#### To be done
Wherever the string "allele" appears in the listing, copy that line.

#### Provided data
--*--
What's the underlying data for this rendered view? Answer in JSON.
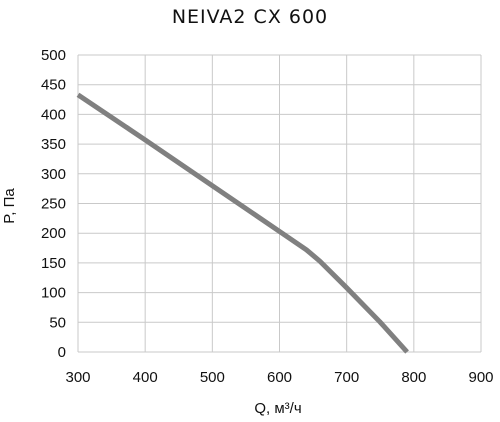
{
  "chart_data": {
    "type": "line",
    "title": "NEIVA2 CX 600",
    "xlabel": "Q, м³/ч",
    "ylabel": "P, Па",
    "xlim": [
      300,
      900
    ],
    "ylim": [
      0,
      500
    ],
    "xticks": [
      300,
      400,
      500,
      600,
      700,
      800,
      900
    ],
    "yticks": [
      0,
      50,
      100,
      150,
      200,
      250,
      300,
      350,
      400,
      450,
      500
    ],
    "grid": true,
    "series": [
      {
        "color": "#808080",
        "x": [
          300,
          400,
          500,
          600,
          640,
          660,
          700,
          750,
          790
        ],
        "y": [
          433,
          357,
          280,
          203,
          172,
          153,
          108,
          50,
          0
        ]
      }
    ]
  }
}
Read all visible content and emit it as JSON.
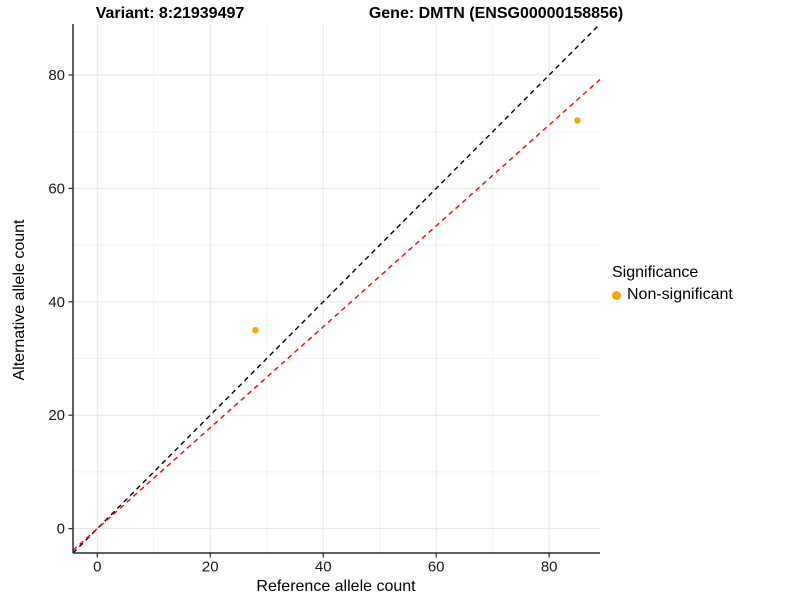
{
  "chart_data": {
    "type": "scatter",
    "title_left": "Variant: 8:21939497",
    "title_right": "Gene: DMTN (ENSG00000158856)",
    "xlabel": "Reference allele count",
    "ylabel": "Alternative allele count",
    "xlim": [
      -4.3,
      89
    ],
    "ylim": [
      -4.3,
      89
    ],
    "x_ticks": [
      0,
      20,
      40,
      60,
      80
    ],
    "y_ticks": [
      0,
      20,
      40,
      60,
      80
    ],
    "x_minor_gridlines": [
      10,
      30,
      50,
      70
    ],
    "y_minor_gridlines": [
      10,
      30,
      50,
      70
    ],
    "grid": "on",
    "legend_position": "right",
    "legend_title": "Significance",
    "series": [
      {
        "name": "Non-significant",
        "color": "#FFA500",
        "marker": "circle",
        "points": [
          {
            "x": 28,
            "y": 35
          },
          {
            "x": 85,
            "y": 72
          }
        ]
      }
    ],
    "reference_lines": [
      {
        "name": "identity-line",
        "slope": 1,
        "intercept": 0,
        "color": "#000000",
        "style": "dashed"
      },
      {
        "name": "fitted-ratio-line",
        "slope": 0.89,
        "intercept": 0,
        "color": "#FF0000",
        "style": "dashed"
      }
    ],
    "colors": {
      "major_grid": "#E6E6E6",
      "minor_grid": "#F2F2F2",
      "axis_line": "#2B2B2B",
      "tick_label": "#1A1A1A"
    }
  }
}
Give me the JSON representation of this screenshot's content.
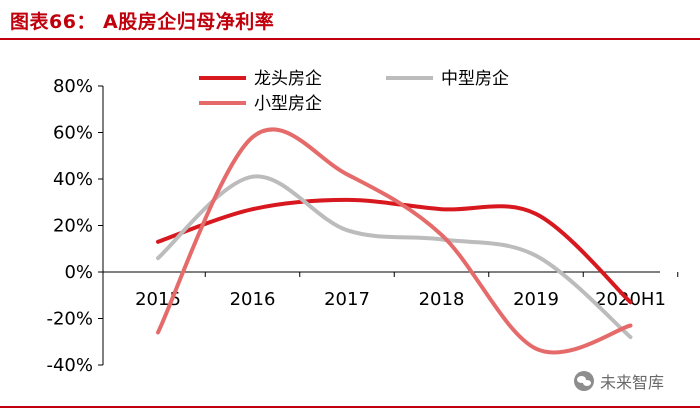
--*--
#### Result below
    "xlabel": "Reference allele count",
    "ylabel": "Alternative allele count",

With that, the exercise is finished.